— start of Provided material —

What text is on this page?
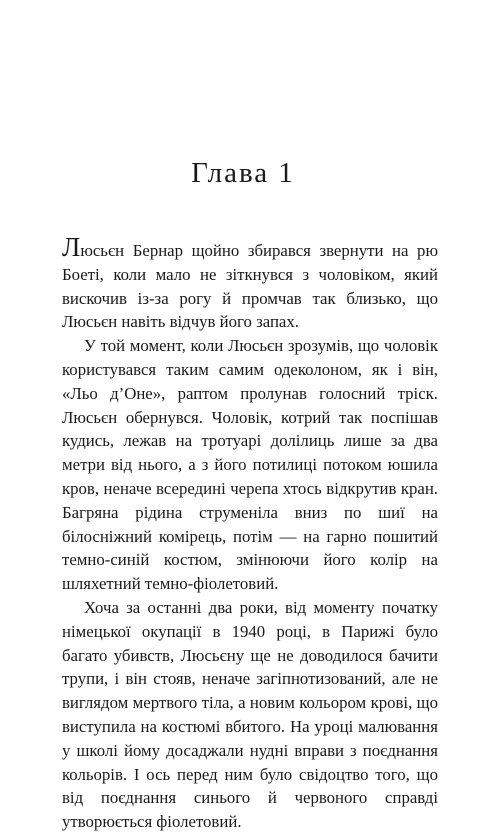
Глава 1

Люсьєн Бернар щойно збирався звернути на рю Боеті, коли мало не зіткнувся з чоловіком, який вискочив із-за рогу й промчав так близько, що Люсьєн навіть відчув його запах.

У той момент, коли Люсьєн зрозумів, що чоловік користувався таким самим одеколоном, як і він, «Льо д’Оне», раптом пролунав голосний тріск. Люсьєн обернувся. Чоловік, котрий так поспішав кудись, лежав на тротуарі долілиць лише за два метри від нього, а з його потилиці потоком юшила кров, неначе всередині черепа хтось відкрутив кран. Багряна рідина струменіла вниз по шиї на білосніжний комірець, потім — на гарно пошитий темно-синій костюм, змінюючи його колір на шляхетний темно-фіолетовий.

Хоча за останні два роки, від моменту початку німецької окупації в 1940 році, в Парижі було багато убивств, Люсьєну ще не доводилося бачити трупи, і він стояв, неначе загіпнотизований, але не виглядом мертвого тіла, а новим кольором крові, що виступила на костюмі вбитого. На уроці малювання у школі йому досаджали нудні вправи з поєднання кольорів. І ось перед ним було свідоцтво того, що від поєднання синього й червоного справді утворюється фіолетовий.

— end of Provided material —

Task goal
Return every line holding the word "неначе" from the records.

Exercise output
У той момент, коли Люсьєн зрозумів, що чоловік користувався таким самим одеколоном, як і він, «Льо д’Оне», раптом пролунав голосний тріск. Люсьєн обернувся. Чоловік, котрий так поспішав кудись, лежав на тротуарі долілиць лише за два метри від нього, а з його потилиці потоком юшила кров, неначе всередині черепа хтось відкрутив кран. Багряна рідина струменіла вниз по шиї на білосніжний комірець, потім — на гарно пошитий темно-синій костюм, змінюючи його колір на шляхетний темно-фіолетовий.
Хоча за останні два роки, від моменту початку німецької окупації в 1940 році, в Парижі було багато убивств, Люсьєну ще не доводилося бачити трупи, і він стояв, неначе загіпнотизований, але не виглядом мертвого тіла, а новим кольором крові, що виступила на костюмі вбитого. На уроці малювання у школі йому досаджали нудні вправи з поєднання кольорів. І ось перед ним було свідоцтво того, що від поєднання синього й червоного справді утворюється фіолетовий.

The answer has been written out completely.